* start *

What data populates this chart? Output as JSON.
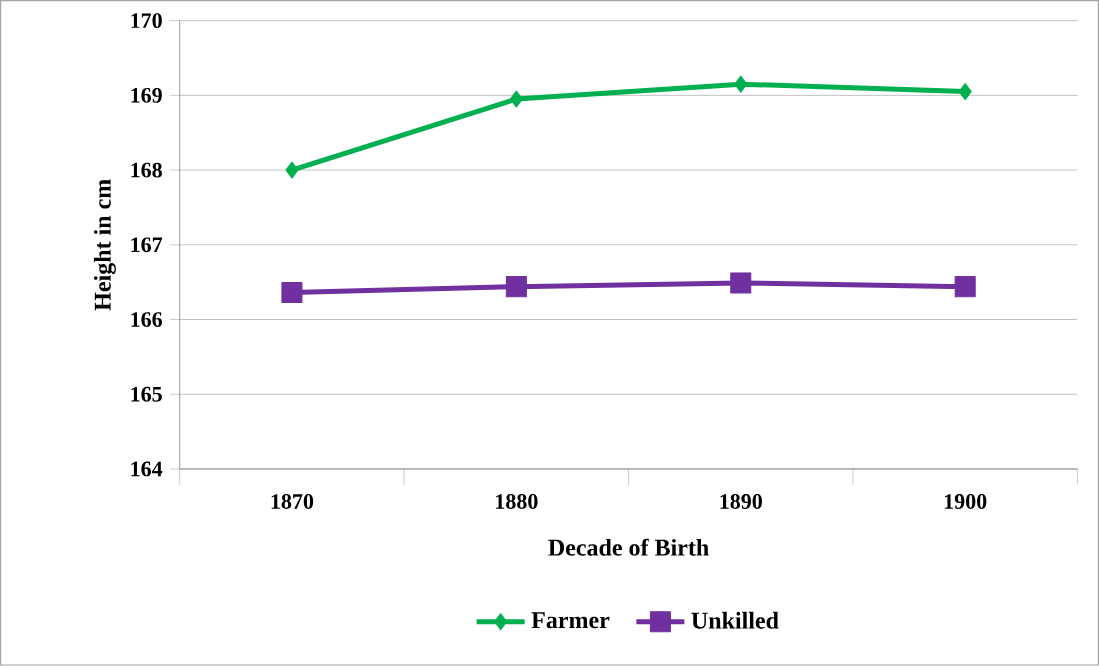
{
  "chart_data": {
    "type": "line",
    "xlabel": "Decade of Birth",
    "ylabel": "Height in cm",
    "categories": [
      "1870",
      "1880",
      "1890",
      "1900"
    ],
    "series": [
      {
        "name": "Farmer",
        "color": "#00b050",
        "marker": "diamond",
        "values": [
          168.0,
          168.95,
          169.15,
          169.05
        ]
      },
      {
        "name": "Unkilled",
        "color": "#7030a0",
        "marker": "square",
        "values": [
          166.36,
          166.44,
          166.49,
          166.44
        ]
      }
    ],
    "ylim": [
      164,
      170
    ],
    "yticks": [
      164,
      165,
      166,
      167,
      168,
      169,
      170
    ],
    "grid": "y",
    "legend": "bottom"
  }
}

* end *
* start *

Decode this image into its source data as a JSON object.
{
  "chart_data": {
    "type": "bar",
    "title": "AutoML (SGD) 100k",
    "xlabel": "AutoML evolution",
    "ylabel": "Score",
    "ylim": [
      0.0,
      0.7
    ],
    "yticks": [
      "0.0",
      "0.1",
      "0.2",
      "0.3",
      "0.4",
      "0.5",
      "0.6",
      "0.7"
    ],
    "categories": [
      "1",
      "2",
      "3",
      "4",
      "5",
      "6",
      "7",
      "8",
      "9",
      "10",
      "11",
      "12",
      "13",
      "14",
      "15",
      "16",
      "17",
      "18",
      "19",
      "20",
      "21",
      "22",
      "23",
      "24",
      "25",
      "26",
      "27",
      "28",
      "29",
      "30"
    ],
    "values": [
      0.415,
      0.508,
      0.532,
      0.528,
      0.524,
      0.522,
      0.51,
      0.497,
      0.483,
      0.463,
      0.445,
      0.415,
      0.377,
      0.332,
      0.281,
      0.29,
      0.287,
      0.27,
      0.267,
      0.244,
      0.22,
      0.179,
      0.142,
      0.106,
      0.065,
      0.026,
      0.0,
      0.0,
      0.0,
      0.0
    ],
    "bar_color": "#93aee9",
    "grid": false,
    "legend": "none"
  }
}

* end *

WHAT IS ASKED: Only a number is wanted: how many lines contain the word "xlabel"?

OUTPUT OF THE EXERCISE: 2